WRITTEN TASK: Exactly reproduce all the records, keeping pictures out of the copy.

TASK MATERIAL:
>>>

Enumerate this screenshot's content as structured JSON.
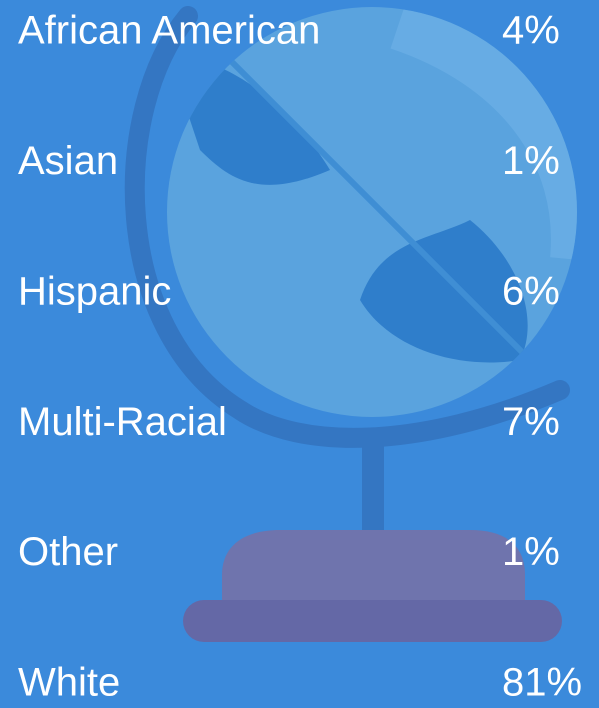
{
  "rows": [
    {
      "label": "African American",
      "value": "4%"
    },
    {
      "label": "Asian",
      "value": "1%"
    },
    {
      "label": "Hispanic",
      "value": "6%"
    },
    {
      "label": "Multi-Racial",
      "value": "7%"
    },
    {
      "label": "Other",
      "value": "1%"
    },
    {
      "label": "White",
      "value": "81%"
    }
  ]
}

<<<

CORRECT RESULT:
Enumerate this screenshot's content as structured JSON.
{
  "rows": [
    {
      "label": "African American",
      "value": "4%"
    },
    {
      "label": "Asian",
      "value": "1%"
    },
    {
      "label": "Hispanic",
      "value": "6%"
    },
    {
      "label": "Multi-Racial",
      "value": "7%"
    },
    {
      "label": "Other",
      "value": "1%"
    },
    {
      "label": "White",
      "value": "81%"
    }
  ]
}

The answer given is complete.